- [TO DO]
Gather every line of the entries that includes the word "actitud".

- [RECORDS PROVIDED]
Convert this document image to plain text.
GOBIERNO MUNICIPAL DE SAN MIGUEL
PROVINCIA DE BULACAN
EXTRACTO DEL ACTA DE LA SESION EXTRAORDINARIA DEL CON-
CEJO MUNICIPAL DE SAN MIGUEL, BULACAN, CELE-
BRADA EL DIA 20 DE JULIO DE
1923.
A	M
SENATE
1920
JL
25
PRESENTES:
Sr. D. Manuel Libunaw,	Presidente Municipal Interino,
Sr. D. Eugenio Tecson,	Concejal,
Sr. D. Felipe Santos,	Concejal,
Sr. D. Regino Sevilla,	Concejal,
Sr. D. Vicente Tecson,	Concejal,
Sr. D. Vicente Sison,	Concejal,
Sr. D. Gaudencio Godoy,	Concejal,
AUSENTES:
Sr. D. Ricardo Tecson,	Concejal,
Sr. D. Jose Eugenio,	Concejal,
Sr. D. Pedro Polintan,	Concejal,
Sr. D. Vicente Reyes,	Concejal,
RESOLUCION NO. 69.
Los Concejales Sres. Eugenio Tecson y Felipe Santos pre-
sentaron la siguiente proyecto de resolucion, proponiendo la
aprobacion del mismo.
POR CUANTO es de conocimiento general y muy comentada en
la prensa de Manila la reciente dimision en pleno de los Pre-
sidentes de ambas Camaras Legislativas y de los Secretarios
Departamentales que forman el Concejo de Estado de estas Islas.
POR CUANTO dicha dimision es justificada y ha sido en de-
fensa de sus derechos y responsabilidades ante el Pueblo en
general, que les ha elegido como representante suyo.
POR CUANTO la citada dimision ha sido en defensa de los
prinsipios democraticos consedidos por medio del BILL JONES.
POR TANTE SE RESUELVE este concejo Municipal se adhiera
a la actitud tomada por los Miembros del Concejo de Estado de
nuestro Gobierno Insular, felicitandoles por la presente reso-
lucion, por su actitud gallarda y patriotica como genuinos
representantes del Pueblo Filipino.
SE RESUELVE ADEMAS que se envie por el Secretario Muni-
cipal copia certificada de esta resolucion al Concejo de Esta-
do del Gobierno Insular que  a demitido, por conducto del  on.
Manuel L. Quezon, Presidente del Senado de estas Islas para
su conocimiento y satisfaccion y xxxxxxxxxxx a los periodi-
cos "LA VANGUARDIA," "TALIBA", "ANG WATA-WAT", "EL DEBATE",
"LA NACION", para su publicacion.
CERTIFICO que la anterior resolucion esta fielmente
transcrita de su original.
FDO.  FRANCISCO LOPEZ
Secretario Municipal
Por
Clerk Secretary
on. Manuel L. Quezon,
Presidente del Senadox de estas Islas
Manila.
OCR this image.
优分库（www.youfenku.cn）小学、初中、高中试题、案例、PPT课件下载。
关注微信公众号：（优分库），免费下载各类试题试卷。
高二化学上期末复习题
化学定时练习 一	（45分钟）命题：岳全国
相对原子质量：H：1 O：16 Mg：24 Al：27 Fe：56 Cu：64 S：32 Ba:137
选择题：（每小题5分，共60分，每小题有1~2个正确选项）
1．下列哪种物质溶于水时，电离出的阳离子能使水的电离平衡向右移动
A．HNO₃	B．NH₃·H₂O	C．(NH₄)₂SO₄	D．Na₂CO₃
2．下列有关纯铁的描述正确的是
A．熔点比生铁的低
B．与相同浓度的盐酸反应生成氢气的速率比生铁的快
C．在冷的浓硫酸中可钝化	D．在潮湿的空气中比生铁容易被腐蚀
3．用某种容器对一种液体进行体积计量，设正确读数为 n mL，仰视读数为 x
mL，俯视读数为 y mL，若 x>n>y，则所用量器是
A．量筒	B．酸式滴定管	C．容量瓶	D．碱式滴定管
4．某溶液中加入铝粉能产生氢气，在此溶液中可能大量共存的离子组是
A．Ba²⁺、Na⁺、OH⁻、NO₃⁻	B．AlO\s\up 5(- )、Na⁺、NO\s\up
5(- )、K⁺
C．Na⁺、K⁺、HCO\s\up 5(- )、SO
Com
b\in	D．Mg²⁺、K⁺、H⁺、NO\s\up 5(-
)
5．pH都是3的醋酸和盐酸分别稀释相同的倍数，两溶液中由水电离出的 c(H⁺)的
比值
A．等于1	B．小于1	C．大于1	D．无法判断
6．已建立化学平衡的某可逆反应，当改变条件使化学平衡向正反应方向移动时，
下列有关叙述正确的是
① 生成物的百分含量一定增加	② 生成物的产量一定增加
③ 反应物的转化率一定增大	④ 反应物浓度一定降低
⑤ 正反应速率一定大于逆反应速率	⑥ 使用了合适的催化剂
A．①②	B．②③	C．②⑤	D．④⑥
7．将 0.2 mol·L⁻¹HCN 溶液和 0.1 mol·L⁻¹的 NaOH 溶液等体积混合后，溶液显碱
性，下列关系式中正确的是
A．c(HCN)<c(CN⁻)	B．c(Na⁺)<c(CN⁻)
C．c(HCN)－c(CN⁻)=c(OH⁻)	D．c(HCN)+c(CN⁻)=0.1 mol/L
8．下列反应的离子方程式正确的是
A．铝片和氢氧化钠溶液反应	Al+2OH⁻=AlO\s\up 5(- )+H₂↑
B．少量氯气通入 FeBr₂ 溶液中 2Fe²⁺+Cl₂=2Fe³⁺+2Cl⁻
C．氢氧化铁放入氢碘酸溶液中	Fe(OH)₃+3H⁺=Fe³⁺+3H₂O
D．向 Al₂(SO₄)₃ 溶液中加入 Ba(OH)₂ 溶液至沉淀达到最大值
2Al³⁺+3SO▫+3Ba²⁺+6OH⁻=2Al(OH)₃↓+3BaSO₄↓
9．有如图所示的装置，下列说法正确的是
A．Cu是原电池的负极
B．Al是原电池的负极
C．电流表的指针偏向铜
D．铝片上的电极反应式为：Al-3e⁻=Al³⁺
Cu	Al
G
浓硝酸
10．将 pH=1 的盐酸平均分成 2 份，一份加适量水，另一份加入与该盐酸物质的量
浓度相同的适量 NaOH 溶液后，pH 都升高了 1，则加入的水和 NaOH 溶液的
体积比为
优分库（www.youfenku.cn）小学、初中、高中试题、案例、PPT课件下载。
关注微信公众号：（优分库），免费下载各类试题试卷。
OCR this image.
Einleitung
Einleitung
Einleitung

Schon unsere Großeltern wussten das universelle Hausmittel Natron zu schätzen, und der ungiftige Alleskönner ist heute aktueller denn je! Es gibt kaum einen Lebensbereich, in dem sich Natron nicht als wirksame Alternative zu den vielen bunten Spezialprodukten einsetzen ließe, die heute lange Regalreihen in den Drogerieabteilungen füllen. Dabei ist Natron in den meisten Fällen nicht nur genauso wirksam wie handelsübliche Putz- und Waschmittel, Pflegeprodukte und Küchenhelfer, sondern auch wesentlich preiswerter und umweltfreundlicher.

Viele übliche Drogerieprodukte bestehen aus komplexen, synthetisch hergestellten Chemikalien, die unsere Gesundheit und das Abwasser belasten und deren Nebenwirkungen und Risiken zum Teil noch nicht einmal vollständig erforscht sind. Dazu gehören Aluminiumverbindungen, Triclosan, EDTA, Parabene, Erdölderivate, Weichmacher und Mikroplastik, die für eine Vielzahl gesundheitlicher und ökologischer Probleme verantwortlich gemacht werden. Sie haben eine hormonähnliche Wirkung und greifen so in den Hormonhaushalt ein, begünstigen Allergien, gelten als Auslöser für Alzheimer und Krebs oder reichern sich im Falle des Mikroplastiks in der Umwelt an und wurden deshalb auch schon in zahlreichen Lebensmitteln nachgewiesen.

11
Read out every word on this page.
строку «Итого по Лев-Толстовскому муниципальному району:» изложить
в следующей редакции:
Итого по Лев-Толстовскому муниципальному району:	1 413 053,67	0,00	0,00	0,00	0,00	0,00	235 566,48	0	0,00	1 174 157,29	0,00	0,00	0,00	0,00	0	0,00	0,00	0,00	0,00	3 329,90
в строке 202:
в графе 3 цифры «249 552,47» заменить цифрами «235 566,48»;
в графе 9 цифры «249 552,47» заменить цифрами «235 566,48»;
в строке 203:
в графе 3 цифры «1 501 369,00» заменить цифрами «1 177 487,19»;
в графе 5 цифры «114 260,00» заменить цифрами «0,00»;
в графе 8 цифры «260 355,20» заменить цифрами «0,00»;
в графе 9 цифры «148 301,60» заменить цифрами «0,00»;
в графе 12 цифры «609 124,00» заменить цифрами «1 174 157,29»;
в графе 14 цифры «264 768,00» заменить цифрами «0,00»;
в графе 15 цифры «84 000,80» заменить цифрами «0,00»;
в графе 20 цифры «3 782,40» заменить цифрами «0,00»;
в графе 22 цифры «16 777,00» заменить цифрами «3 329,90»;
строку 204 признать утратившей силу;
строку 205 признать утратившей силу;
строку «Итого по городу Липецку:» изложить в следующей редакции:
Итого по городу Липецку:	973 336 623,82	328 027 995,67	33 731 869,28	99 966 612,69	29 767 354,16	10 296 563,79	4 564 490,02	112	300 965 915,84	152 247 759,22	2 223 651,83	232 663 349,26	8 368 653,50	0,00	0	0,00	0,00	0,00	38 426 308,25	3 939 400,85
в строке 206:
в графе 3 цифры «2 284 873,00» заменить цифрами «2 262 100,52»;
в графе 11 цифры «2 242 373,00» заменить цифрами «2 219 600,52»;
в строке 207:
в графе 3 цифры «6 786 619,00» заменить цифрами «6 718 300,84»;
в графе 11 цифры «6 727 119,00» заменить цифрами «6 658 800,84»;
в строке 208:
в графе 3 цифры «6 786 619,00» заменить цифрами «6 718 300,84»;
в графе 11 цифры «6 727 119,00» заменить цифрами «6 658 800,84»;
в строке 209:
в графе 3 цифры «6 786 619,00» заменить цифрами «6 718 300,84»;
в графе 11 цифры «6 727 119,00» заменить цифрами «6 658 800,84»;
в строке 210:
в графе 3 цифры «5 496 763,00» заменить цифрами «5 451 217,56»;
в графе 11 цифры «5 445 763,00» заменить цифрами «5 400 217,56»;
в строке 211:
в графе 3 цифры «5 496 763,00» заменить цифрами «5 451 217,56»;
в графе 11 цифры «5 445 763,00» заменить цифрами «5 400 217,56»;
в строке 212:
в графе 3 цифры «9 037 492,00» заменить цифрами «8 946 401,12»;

- [FINISHED EXERCISE]
a la actitud tomada por los Miembros del Concejo de Estado de
lucion, por su actitud gallarda y patriotica como genuinos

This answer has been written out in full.